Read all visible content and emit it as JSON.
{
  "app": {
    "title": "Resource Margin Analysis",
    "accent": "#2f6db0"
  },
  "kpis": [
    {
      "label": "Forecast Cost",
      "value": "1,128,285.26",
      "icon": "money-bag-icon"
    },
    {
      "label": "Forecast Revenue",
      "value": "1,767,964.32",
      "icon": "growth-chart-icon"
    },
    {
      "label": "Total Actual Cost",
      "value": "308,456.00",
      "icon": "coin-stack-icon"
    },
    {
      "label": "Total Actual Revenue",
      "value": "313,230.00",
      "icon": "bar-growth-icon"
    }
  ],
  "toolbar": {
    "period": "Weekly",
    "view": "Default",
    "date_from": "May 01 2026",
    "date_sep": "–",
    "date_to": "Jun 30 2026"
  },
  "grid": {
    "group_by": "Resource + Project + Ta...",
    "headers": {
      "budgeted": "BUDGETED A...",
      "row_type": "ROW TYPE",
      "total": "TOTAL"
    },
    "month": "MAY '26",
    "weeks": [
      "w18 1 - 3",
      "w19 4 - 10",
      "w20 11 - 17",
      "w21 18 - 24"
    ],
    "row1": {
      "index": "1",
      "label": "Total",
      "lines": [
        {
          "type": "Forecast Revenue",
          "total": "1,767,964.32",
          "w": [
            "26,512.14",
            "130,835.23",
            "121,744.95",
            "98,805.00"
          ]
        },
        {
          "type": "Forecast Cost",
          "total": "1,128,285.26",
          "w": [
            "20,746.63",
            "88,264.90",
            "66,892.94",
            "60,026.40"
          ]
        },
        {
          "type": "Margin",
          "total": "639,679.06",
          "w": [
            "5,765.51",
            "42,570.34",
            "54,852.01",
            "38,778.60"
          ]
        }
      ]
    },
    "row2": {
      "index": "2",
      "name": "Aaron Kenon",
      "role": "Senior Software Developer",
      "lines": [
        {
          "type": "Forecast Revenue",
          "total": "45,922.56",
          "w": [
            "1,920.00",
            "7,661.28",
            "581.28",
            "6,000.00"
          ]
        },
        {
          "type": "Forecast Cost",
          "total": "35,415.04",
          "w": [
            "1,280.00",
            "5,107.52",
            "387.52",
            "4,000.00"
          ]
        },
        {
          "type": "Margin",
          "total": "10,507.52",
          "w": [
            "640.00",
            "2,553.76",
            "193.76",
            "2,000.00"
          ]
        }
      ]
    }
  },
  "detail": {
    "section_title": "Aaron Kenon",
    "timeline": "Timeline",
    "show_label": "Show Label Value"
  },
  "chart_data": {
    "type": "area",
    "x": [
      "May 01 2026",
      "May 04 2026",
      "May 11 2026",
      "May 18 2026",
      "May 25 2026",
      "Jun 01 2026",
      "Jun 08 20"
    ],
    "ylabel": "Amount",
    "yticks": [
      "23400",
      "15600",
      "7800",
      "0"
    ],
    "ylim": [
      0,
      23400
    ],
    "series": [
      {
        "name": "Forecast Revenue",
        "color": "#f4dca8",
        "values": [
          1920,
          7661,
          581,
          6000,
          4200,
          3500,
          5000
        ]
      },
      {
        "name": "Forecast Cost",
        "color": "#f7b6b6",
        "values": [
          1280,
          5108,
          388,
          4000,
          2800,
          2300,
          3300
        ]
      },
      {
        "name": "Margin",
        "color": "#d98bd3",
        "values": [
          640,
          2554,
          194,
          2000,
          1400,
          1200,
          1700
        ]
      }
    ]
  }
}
──────
■ Task objective:
Pick out all the lines with the word "Forecast" in them and copy them.

■ Written solution:
      "label": "Forecast Cost",
      "label": "Forecast Revenue",
          "type": "Forecast Revenue",
          "type": "Forecast Cost",
          "type": "Forecast Revenue",
          "type": "Forecast Cost",
        "name": "Forecast Revenue",
        "name": "Forecast Cost",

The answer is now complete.